Description of the task =>
Work out the number of lines with "this" in them. Reply with that number and no other words.

Input rows =>
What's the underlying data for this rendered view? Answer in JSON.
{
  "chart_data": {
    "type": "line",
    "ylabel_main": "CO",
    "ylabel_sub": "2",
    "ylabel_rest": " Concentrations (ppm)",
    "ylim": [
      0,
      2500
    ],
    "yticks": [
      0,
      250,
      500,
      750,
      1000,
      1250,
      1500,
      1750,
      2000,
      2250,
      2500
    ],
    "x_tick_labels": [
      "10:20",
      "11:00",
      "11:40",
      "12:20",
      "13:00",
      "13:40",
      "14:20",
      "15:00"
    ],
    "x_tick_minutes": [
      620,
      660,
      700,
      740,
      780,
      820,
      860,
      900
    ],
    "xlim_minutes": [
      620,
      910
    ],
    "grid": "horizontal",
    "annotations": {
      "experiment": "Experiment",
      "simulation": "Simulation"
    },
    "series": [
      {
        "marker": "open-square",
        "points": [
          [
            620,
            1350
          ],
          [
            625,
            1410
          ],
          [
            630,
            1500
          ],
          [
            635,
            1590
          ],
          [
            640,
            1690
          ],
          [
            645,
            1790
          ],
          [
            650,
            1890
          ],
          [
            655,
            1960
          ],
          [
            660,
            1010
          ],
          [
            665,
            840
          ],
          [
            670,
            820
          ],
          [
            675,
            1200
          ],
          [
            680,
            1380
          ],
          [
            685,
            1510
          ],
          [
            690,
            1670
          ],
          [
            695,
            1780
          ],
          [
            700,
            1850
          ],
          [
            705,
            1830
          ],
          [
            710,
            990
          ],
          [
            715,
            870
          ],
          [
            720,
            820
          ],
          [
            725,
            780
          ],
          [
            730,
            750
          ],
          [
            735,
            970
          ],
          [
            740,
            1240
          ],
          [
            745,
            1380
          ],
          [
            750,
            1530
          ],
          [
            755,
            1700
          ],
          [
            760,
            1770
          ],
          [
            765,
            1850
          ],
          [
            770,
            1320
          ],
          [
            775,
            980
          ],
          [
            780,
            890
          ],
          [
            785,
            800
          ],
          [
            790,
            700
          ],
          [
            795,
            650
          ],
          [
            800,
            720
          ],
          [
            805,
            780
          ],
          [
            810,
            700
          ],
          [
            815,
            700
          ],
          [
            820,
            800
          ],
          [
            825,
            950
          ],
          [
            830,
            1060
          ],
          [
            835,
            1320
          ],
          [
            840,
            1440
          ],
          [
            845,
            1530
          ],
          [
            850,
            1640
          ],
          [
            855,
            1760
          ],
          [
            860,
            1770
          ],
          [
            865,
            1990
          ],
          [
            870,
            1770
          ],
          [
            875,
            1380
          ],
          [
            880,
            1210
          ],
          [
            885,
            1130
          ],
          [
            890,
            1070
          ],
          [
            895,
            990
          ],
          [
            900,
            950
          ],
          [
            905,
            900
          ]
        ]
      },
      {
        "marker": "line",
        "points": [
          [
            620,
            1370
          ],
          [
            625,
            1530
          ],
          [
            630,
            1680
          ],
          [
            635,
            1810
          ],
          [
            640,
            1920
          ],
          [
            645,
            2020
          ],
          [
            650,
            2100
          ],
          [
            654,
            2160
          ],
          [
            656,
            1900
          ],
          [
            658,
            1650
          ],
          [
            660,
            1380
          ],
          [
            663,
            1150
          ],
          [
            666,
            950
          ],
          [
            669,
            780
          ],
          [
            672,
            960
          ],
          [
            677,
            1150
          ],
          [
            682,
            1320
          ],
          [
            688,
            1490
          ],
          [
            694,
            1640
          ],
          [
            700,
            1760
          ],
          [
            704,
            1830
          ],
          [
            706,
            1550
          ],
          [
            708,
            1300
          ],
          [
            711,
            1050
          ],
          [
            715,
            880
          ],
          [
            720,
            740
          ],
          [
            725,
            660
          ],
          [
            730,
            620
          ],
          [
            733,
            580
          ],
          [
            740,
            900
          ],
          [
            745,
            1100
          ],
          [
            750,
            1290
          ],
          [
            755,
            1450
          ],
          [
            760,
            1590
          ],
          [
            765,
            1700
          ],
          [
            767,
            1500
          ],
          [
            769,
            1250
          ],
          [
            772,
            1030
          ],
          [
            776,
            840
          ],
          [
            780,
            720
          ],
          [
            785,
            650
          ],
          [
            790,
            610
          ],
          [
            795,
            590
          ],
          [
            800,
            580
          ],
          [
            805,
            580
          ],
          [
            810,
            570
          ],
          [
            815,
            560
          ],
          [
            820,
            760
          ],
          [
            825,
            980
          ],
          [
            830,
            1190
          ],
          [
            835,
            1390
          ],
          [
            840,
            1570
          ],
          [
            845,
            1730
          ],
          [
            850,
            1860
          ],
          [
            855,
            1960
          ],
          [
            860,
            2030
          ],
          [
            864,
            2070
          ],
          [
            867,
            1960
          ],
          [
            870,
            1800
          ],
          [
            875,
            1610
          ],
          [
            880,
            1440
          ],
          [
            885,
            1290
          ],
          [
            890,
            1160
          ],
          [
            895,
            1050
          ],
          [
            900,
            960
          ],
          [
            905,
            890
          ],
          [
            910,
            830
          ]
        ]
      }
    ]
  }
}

---

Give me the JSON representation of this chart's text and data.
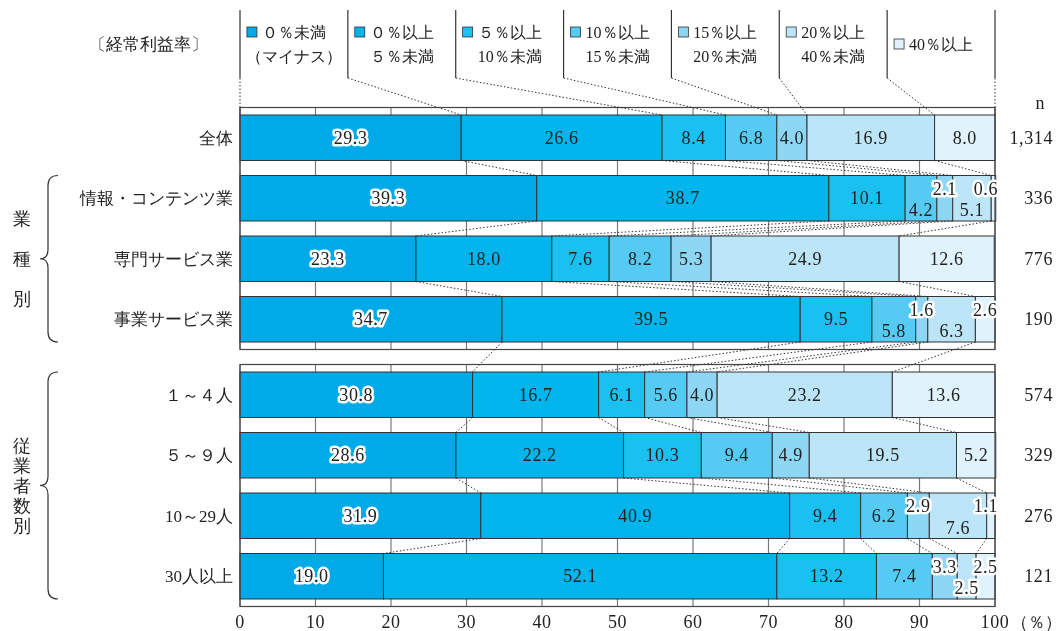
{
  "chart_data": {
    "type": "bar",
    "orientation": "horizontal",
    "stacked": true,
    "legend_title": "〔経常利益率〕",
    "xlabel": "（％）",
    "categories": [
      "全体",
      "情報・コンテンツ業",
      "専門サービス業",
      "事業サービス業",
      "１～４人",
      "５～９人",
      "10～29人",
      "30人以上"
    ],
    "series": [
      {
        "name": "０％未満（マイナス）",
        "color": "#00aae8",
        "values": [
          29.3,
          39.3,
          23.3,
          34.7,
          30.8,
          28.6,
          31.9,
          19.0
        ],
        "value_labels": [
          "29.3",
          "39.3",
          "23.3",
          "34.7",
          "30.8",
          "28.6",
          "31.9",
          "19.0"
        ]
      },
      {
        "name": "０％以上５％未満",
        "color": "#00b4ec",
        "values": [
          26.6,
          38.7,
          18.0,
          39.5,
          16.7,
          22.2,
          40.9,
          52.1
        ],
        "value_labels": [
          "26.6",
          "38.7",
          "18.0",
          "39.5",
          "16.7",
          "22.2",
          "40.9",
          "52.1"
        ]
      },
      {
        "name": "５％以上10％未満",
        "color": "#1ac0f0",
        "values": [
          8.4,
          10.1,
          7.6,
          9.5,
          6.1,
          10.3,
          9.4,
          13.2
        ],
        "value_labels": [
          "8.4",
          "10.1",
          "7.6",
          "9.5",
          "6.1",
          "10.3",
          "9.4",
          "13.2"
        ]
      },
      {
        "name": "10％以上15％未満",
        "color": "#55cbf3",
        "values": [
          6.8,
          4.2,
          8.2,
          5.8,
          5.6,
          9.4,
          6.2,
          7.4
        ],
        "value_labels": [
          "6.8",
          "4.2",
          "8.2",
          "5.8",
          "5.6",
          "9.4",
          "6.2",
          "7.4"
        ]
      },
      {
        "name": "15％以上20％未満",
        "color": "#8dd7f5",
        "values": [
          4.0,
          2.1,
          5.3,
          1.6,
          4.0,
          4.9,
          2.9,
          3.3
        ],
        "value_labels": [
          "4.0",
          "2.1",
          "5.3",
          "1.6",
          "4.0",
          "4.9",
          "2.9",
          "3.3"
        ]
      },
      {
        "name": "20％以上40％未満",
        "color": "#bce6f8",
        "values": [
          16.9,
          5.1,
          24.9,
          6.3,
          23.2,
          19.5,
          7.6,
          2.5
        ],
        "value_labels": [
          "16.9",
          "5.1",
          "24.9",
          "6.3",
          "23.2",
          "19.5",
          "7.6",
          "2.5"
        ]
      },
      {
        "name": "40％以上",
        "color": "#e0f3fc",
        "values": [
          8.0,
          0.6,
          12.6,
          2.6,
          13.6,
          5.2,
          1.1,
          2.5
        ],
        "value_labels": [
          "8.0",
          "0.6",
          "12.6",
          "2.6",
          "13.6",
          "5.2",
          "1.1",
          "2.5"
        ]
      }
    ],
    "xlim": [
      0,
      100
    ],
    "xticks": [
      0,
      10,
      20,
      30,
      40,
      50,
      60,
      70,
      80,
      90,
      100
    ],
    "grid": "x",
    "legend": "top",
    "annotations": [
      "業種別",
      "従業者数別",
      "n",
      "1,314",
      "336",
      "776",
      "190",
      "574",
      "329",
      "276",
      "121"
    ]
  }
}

...

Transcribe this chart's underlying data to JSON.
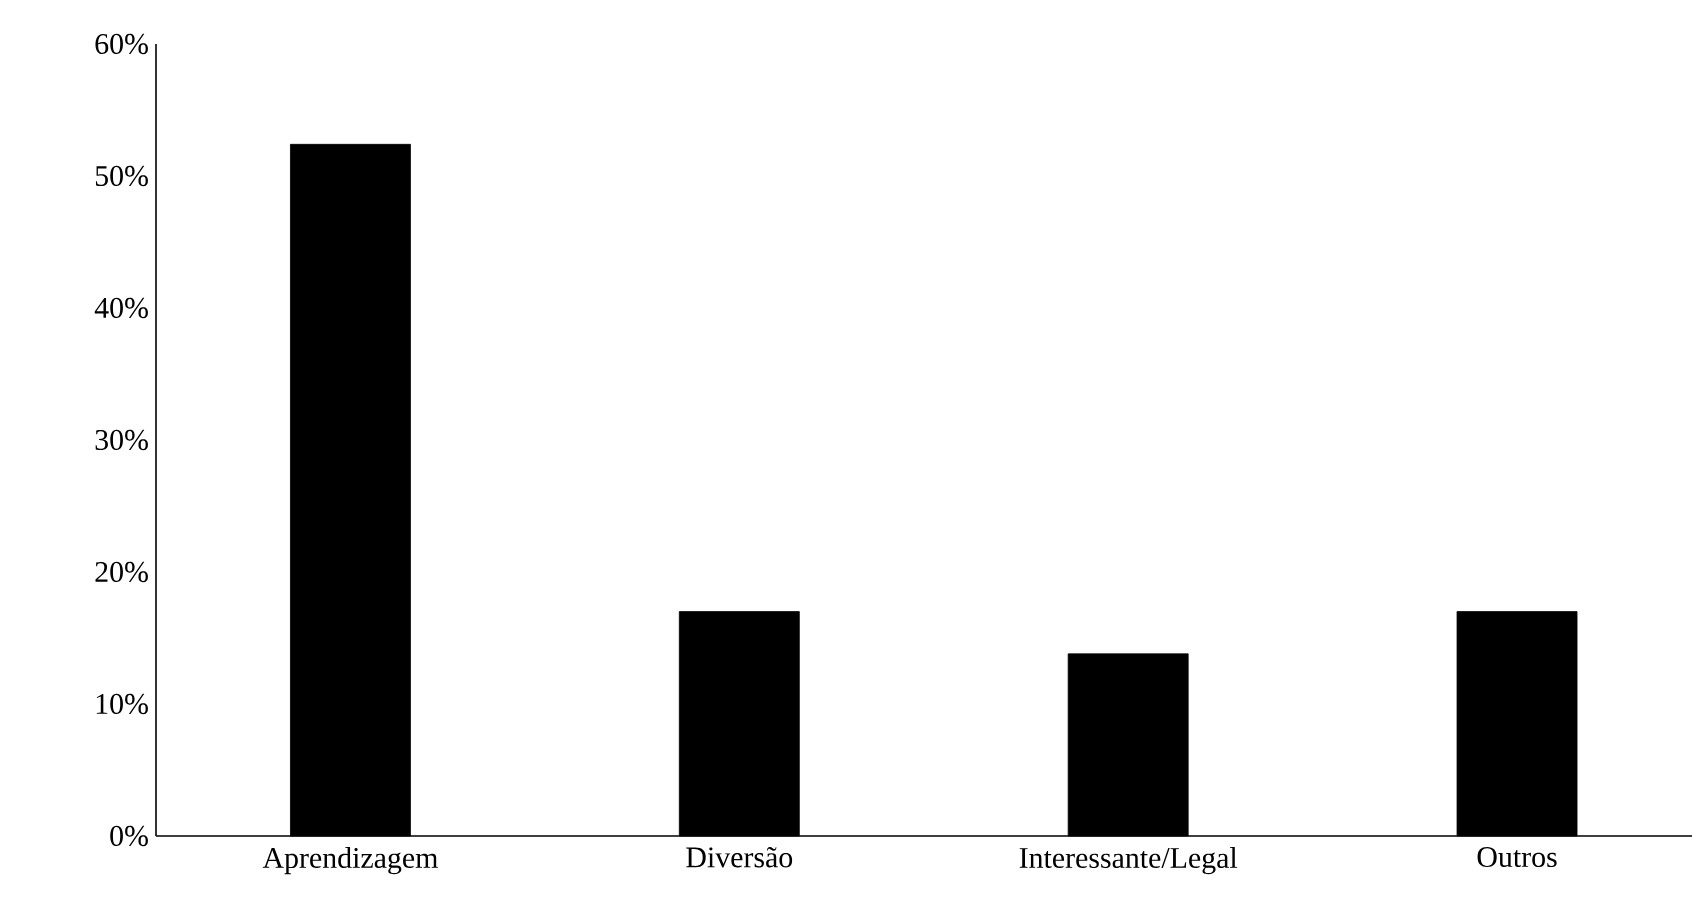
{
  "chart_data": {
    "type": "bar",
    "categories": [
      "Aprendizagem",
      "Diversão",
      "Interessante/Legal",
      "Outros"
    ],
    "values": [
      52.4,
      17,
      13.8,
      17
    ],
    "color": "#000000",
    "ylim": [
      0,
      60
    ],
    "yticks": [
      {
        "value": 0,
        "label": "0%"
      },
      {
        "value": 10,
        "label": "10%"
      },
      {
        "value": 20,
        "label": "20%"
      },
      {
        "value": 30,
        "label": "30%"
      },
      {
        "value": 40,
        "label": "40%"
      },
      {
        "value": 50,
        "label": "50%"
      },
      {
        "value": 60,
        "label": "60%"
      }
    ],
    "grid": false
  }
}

Answer to the task =>
3